* Start Data supplied *
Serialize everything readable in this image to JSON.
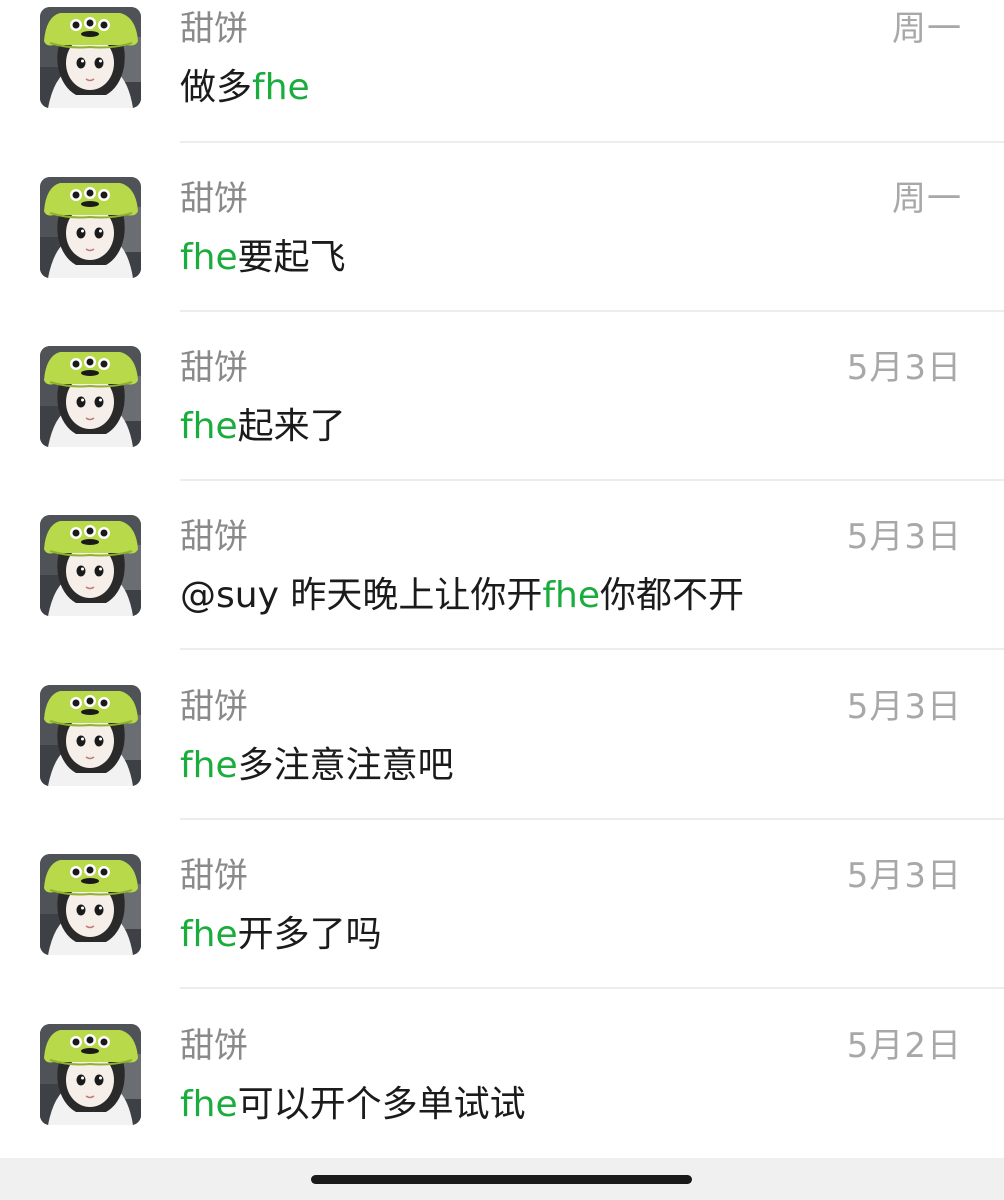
{
  "messages": [
    {
      "sender": "甜饼",
      "date": "周一",
      "text": [
        {
          "t": "做多"
        },
        {
          "t": "fhe",
          "hl": true
        }
      ]
    },
    {
      "sender": "甜饼",
      "date": "周一",
      "text": [
        {
          "t": "fhe",
          "hl": true
        },
        {
          "t": "要起飞"
        }
      ]
    },
    {
      "sender": "甜饼",
      "date": "5月3日",
      "text": [
        {
          "t": "fhe",
          "hl": true
        },
        {
          "t": "起来了"
        }
      ]
    },
    {
      "sender": "甜饼",
      "date": "5月3日",
      "text": [
        {
          "t": "@suy 昨天晚上让你开"
        },
        {
          "t": "fhe",
          "hl": true
        },
        {
          "t": "你都不开"
        }
      ]
    },
    {
      "sender": "甜饼",
      "date": "5月3日",
      "text": [
        {
          "t": "fhe",
          "hl": true
        },
        {
          "t": "多注意注意吧"
        }
      ]
    },
    {
      "sender": "甜饼",
      "date": "5月3日",
      "text": [
        {
          "t": "fhe",
          "hl": true
        },
        {
          "t": "开多了吗"
        }
      ]
    },
    {
      "sender": "甜饼",
      "date": "5月2日",
      "text": [
        {
          "t": "fhe",
          "hl": true
        },
        {
          "t": "可以开个多单试试"
        }
      ]
    }
  ],
  "colors": {
    "highlight": "#1aad3d",
    "sender": "#8a8a8a",
    "date": "#a8a8a8",
    "message": "#1b1b1b"
  },
  "icons": {
    "avatar": "cartoon-girl-alien-hat-avatar"
  }
}
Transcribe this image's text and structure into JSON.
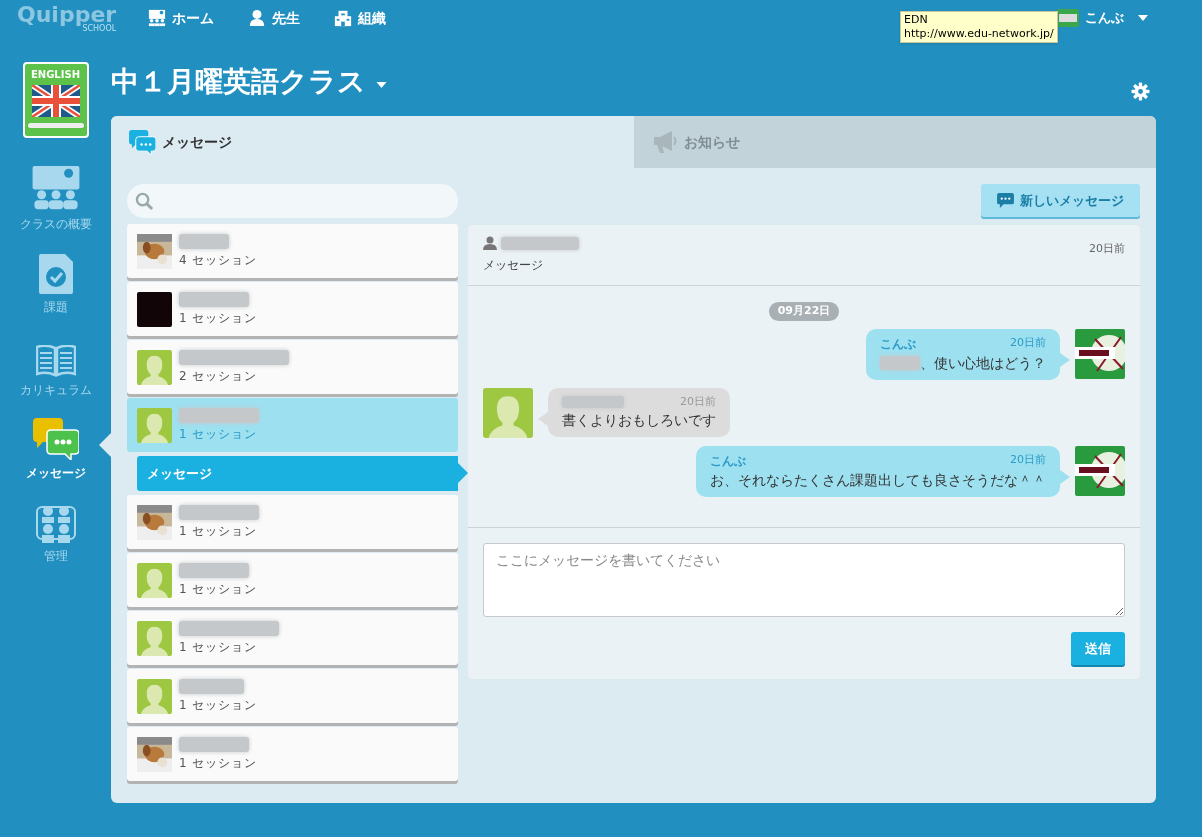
{
  "topbar": {
    "logo": "Quipper",
    "logo_sub": "SCHOOL",
    "nav": [
      {
        "label": "ホーム"
      },
      {
        "label": "先生"
      },
      {
        "label": "組織"
      }
    ],
    "user": "こんぶ",
    "tooltip": {
      "title": "EDN",
      "url": "http://www.edu-network.jp/"
    }
  },
  "class": {
    "badge": "ENGLISH",
    "title": "中１月曜英語クラス"
  },
  "sidebar": {
    "items": [
      {
        "label": "クラスの概要",
        "selected": false
      },
      {
        "label": "課題",
        "selected": false
      },
      {
        "label": "カリキュラム",
        "selected": false
      },
      {
        "label": "メッセージ",
        "selected": true
      },
      {
        "label": "管理",
        "selected": false
      }
    ]
  },
  "tabs": [
    {
      "label": "メッセージ",
      "selected": true
    },
    {
      "label": "お知らせ",
      "selected": false
    }
  ],
  "new_message_button": "新しいメッセージ",
  "conversations": [
    {
      "kind": "picture",
      "sessions": "4 セッション",
      "selected": false
    },
    {
      "kind": "dark",
      "sessions": "1 セッション",
      "selected": false
    },
    {
      "kind": "silhouette",
      "sessions": "2 セッション",
      "selected": false
    },
    {
      "kind": "silhouette",
      "sessions": "1 セッション",
      "selected": true,
      "children": [
        {
          "label": "メッセージ",
          "selected": true
        }
      ]
    },
    {
      "kind": "picture",
      "sessions": "1 セッション",
      "selected": false
    },
    {
      "kind": "silhouette",
      "sessions": "1 セッション",
      "selected": false
    },
    {
      "kind": "silhouette",
      "sessions": "1 セッション",
      "selected": false
    },
    {
      "kind": "silhouette",
      "sessions": "1 セッション",
      "selected": false
    },
    {
      "kind": "picture",
      "sessions": "1 セッション",
      "selected": false
    }
  ],
  "thread": {
    "subject": "メッセージ",
    "time": "20日前",
    "date": "09月22日",
    "messages": [
      {
        "kind": "sent",
        "author": "こんぶ",
        "time": "20日前",
        "redacted_prefix": true,
        "text": "、使い心地はどう？"
      },
      {
        "kind": "received",
        "time": "20日前",
        "redacted_prefix": false,
        "text": "書くよりおもしろいです"
      },
      {
        "kind": "sent",
        "author": "こんぶ",
        "time": "20日前",
        "redacted_prefix": false,
        "text": "お、それならたくさん課題出しても良さそうだな＾＾"
      }
    ],
    "composer": {
      "placeholder": "ここにメッセージを書いてください",
      "send": "送信"
    }
  }
}
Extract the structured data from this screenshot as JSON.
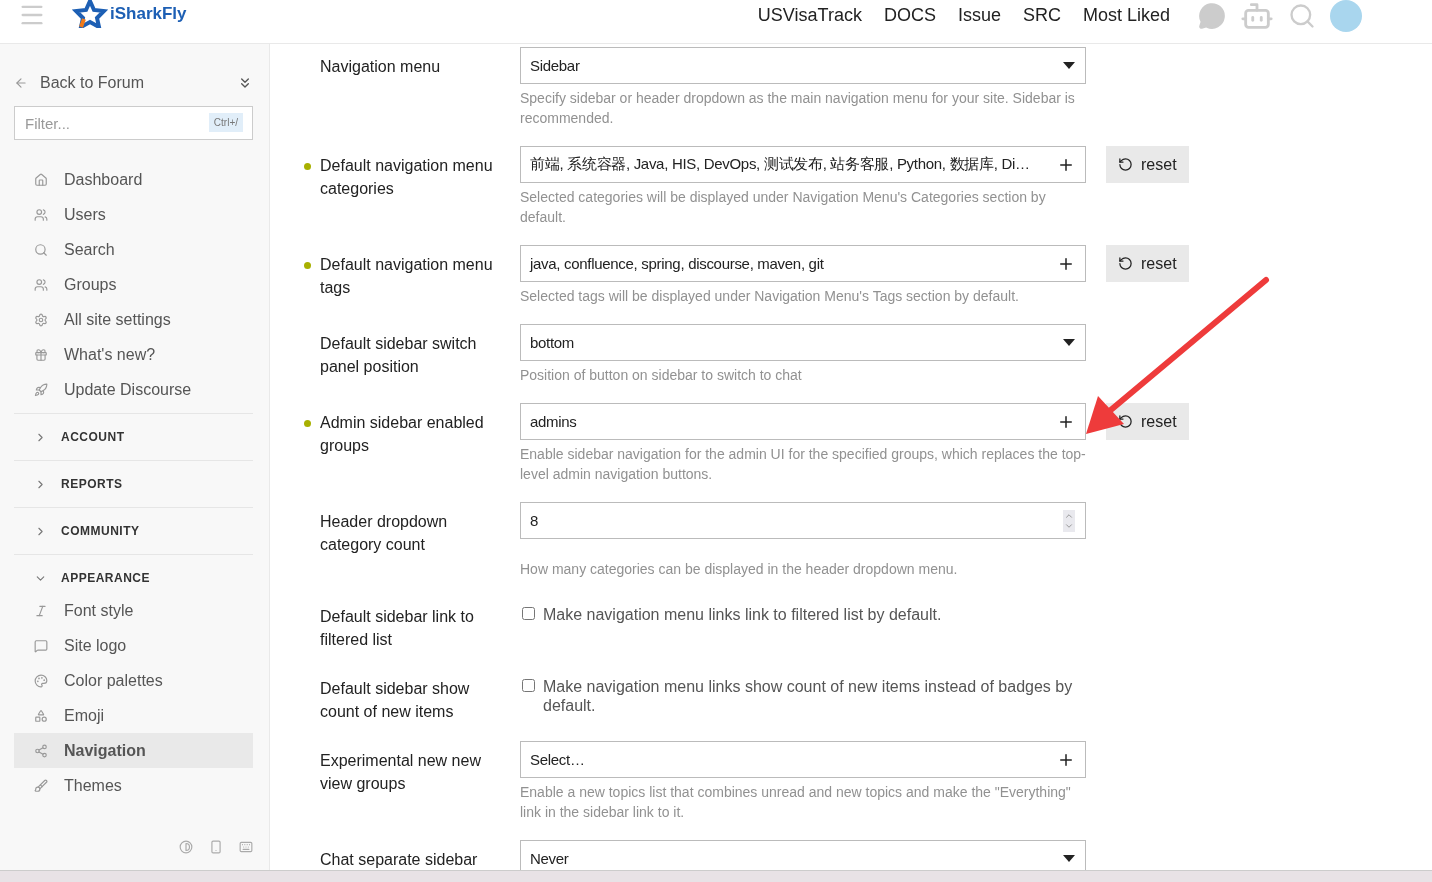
{
  "header": {
    "logo_text": "iSharkFly",
    "nav_links": [
      "USVisaTrack",
      "DOCS",
      "Issue",
      "SRC",
      "Most Liked"
    ]
  },
  "sidebar": {
    "back_label": "Back to Forum",
    "filter": {
      "placeholder": "Filter...",
      "shortcut": "Ctrl+/"
    },
    "items": [
      {
        "label": "Dashboard",
        "selected": false
      },
      {
        "label": "Users",
        "selected": false
      },
      {
        "label": "Search",
        "selected": false
      },
      {
        "label": "Groups",
        "selected": false
      },
      {
        "label": "All site settings",
        "selected": false
      },
      {
        "label": "What's new?",
        "selected": false
      },
      {
        "label": "Update Discourse",
        "selected": false
      }
    ],
    "sections": [
      {
        "title": "ACCOUNT",
        "expanded": false
      },
      {
        "title": "REPORTS",
        "expanded": false
      },
      {
        "title": "COMMUNITY",
        "expanded": false
      },
      {
        "title": "APPEARANCE",
        "expanded": true,
        "items": [
          {
            "label": "Font style",
            "selected": false
          },
          {
            "label": "Site logo",
            "selected": false
          },
          {
            "label": "Color palettes",
            "selected": false
          },
          {
            "label": "Emoji",
            "selected": false
          },
          {
            "label": "Navigation",
            "selected": true
          },
          {
            "label": "Themes",
            "selected": false
          }
        ]
      }
    ]
  },
  "settings": [
    {
      "label": "Navigation menu",
      "modified": false,
      "kind": "select",
      "value": "Sidebar",
      "description": "Specify sidebar or header dropdown as the main navigation menu for your site. Sidebar is recommended."
    },
    {
      "label": "Default navigation menu categories",
      "modified": true,
      "kind": "list",
      "value": "前端, 系统容器, Java, HIS, DevOps, 测试发布, 站务客服, Python, 数据库, Di…",
      "description": "Selected categories will be displayed under Navigation Menu's Categories section by default.",
      "reset": "reset"
    },
    {
      "label": "Default navigation menu tags",
      "modified": true,
      "kind": "list",
      "value": "java, confluence, spring, discourse, maven, git",
      "description": "Selected tags will be displayed under Navigation Menu's Tags section by default.",
      "reset": "reset"
    },
    {
      "label": "Default sidebar switch panel position",
      "modified": false,
      "kind": "select",
      "value": "bottom",
      "description": "Position of button on sidebar to switch to chat"
    },
    {
      "label": "Admin sidebar enabled groups",
      "modified": true,
      "kind": "list",
      "value": "admins",
      "description": "Enable sidebar navigation for the admin UI for the specified groups, which replaces the top-level admin navigation buttons.",
      "reset": "reset"
    },
    {
      "label": "Header dropdown category count",
      "modified": false,
      "kind": "number",
      "value": "8",
      "description": "How many categories can be displayed in the header dropdown menu."
    },
    {
      "label": "Default sidebar link to filtered list",
      "modified": false,
      "kind": "checkbox",
      "checked": false,
      "value": "Make navigation menu links link to filtered list by default."
    },
    {
      "label": "Default sidebar show count of new items",
      "modified": false,
      "kind": "checkbox",
      "checked": false,
      "value": "Make navigation menu links show count of new items instead of badges by default."
    },
    {
      "label": "Experimental new new view groups",
      "modified": false,
      "kind": "list",
      "value": "Select…",
      "description": "Enable a new topics list that combines unread and new topics and make the \"Everything\" link in the sidebar link to it."
    },
    {
      "label": "Chat separate sidebar",
      "modified": false,
      "kind": "select",
      "value": "Never"
    }
  ]
}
* End Data supplied *
From the listing above, print every entry precisely and drop the pictures.

▸ **Result for this exercise**:
Serialize everything readable in this image to JSON.
{
  "messages": [
    {
      "sender": "甜饼",
      "date": "周一",
      "text": [
        {
          "t": "做多"
        },
        {
          "t": "fhe",
          "hl": true
        }
      ]
    },
    {
      "sender": "甜饼",
      "date": "周一",
      "text": [
        {
          "t": "fhe",
          "hl": true
        },
        {
          "t": "要起飞"
        }
      ]
    },
    {
      "sender": "甜饼",
      "date": "5月3日",
      "text": [
        {
          "t": "fhe",
          "hl": true
        },
        {
          "t": "起来了"
        }
      ]
    },
    {
      "sender": "甜饼",
      "date": "5月3日",
      "text": [
        {
          "t": "@suy 昨天晚上让你开"
        },
        {
          "t": "fhe",
          "hl": true
        },
        {
          "t": "你都不开"
        }
      ]
    },
    {
      "sender": "甜饼",
      "date": "5月3日",
      "text": [
        {
          "t": "fhe",
          "hl": true
        },
        {
          "t": "多注意注意吧"
        }
      ]
    },
    {
      "sender": "甜饼",
      "date": "5月3日",
      "text": [
        {
          "t": "fhe",
          "hl": true
        },
        {
          "t": "开多了吗"
        }
      ]
    },
    {
      "sender": "甜饼",
      "date": "5月2日",
      "text": [
        {
          "t": "fhe",
          "hl": true
        },
        {
          "t": "可以开个多单试试"
        }
      ]
    }
  ],
  "colors": {
    "highlight": "#1aad3d",
    "sender": "#8a8a8a",
    "date": "#a8a8a8",
    "message": "#1b1b1b"
  },
  "icons": {
    "avatar": "cartoon-girl-alien-hat-avatar"
  }
}
Transcribe this image's text and structure into JSON.
{
  "topbar": {
    "logo": "Quipper",
    "logo_sub": "SCHOOL",
    "nav": [
      {
        "label": "ホーム"
      },
      {
        "label": "先生"
      },
      {
        "label": "組織"
      }
    ],
    "user": "こんぶ",
    "tooltip": {
      "title": "EDN",
      "url": "http://www.edu-network.jp/"
    }
  },
  "class": {
    "badge": "ENGLISH",
    "title": "中１月曜英語クラス"
  },
  "sidebar": {
    "items": [
      {
        "label": "クラスの概要",
        "selected": false
      },
      {
        "label": "課題",
        "selected": false
      },
      {
        "label": "カリキュラム",
        "selected": false
      },
      {
        "label": "メッセージ",
        "selected": true
      },
      {
        "label": "管理",
        "selected": false
      }
    ]
  },
  "tabs": [
    {
      "label": "メッセージ",
      "selected": true
    },
    {
      "label": "お知らせ",
      "selected": false
    }
  ],
  "new_message_button": "新しいメッセージ",
  "conversations": [
    {
      "kind": "picture",
      "sessions": "4 セッション",
      "selected": false
    },
    {
      "kind": "dark",
      "sessions": "1 セッション",
      "selected": false
    },
    {
      "kind": "silhouette",
      "sessions": "2 セッション",
      "selected": false
    },
    {
      "kind": "silhouette",
      "sessions": "1 セッション",
      "selected": true,
      "children": [
        {
          "label": "メッセージ",
          "selected": true
        }
      ]
    },
    {
      "kind": "picture",
      "sessions": "1 セッション",
      "selected": false
    },
    {
      "kind": "silhouette",
      "sessions": "1 セッション",
      "selected": false
    },
    {
      "kind": "silhouette",
      "sessions": "1 セッション",
      "selected": false
    },
    {
      "kind": "silhouette",
      "sessions": "1 セッション",
      "selected": false
    },
    {
      "kind": "picture",
      "sessions": "1 セッション",
      "selected": false
    }
  ],
  "thread": {
    "subject": "メッセージ",
    "time": "20日前",
    "date": "09月22日",
    "messages": [
      {
        "kind": "sent",
        "author": "こんぶ",
        "time": "20日前",
        "redacted_prefix": true,
        "text": "、使い心地はどう？"
      },
      {
        "kind": "received",
        "time": "20日前",
        "redacted_prefix": false,
        "text": "書くよりおもしろいです"
      },
      {
        "kind": "sent",
        "author": "こんぶ",
        "time": "20日前",
        "redacted_prefix": false,
        "text": "お、それならたくさん課題出しても良さそうだな＾＾"
      }
    ],
    "composer": {
      "placeholder": "ここにメッセージを書いてください",
      "send": "送信"
    }
  }
}
Extract the structured data from this screenshot as JSON.
{
  "header": {
    "logo_text": "iSharkFly",
    "nav_links": [
      "USVisaTrack",
      "DOCS",
      "Issue",
      "SRC",
      "Most Liked"
    ]
  },
  "sidebar": {
    "back_label": "Back to Forum",
    "filter": {
      "placeholder": "Filter...",
      "shortcut": "Ctrl+/"
    },
    "items": [
      {
        "label": "Dashboard",
        "selected": false
      },
      {
        "label": "Users",
        "selected": false
      },
      {
        "label": "Search",
        "selected": false
      },
      {
        "label": "Groups",
        "selected": false
      },
      {
        "label": "All site settings",
        "selected": false
      },
      {
        "label": "What's new?",
        "selected": false
      },
      {
        "label": "Update Discourse",
        "selected": false
      }
    ],
    "sections": [
      {
        "title": "ACCOUNT",
        "expanded": false
      },
      {
        "title": "REPORTS",
        "expanded": false
      },
      {
        "title": "COMMUNITY",
        "expanded": false
      },
      {
        "title": "APPEARANCE",
        "expanded": true,
        "items": [
          {
            "label": "Font style",
            "selected": false
          },
          {
            "label": "Site logo",
            "selected": false
          },
          {
            "label": "Color palettes",
            "selected": false
          },
          {
            "label": "Emoji",
            "selected": false
          },
          {
            "label": "Navigation",
            "selected": true
          },
          {
            "label": "Themes",
            "selected": false
          }
        ]
      }
    ]
  },
  "settings": [
    {
      "label": "Navigation menu",
      "modified": false,
      "kind": "select",
      "value": "Sidebar",
      "description": "Specify sidebar or header dropdown as the main navigation menu for your site. Sidebar is recommended."
    },
    {
      "label": "Default navigation menu categories",
      "modified": true,
      "kind": "list",
      "value": "前端, 系统容器, Java, HIS, DevOps, 测试发布, 站务客服, Python, 数据库, Di…",
      "description": "Selected categories will be displayed under Navigation Menu's Categories section by default.",
      "reset": "reset"
    },
    {
      "label": "Default navigation menu tags",
      "modified": true,
      "kind": "list",
      "value": "java, confluence, spring, discourse, maven, git",
      "description": "Selected tags will be displayed under Navigation Menu's Tags section by default.",
      "reset": "reset"
    },
    {
      "label": "Default sidebar switch panel position",
      "modified": false,
      "kind": "select",
      "value": "bottom",
      "description": "Position of button on sidebar to switch to chat"
    },
    {
      "label": "Admin sidebar enabled groups",
      "modified": true,
      "kind": "list",
      "value": "admins",
      "description": "Enable sidebar navigation for the admin UI for the specified groups, which replaces the top-level admin navigation buttons.",
      "reset": "reset"
    },
    {
      "label": "Header dropdown category count",
      "modified": false,
      "kind": "number",
      "value": "8",
      "description": "How many categories can be displayed in the header dropdown menu."
    },
    {
      "label": "Default sidebar link to filtered list",
      "modified": false,
      "kind": "checkbox",
      "checked": false,
      "value": "Make navigation menu links link to filtered list by default."
    },
    {
      "label": "Default sidebar show count of new items",
      "modified": false,
      "kind": "checkbox",
      "checked": false,
      "value": "Make navigation menu links show count of new items instead of badges by default."
    },
    {
      "label": "Experimental new new view groups",
      "modified": false,
      "kind": "list",
      "value": "Select…",
      "description": "Enable a new topics list that combines unread and new topics and make the \"Everything\" link in the sidebar link to it."
    },
    {
      "label": "Chat separate sidebar",
      "modified": false,
      "kind": "select",
      "value": "Never"
    }
  ]
}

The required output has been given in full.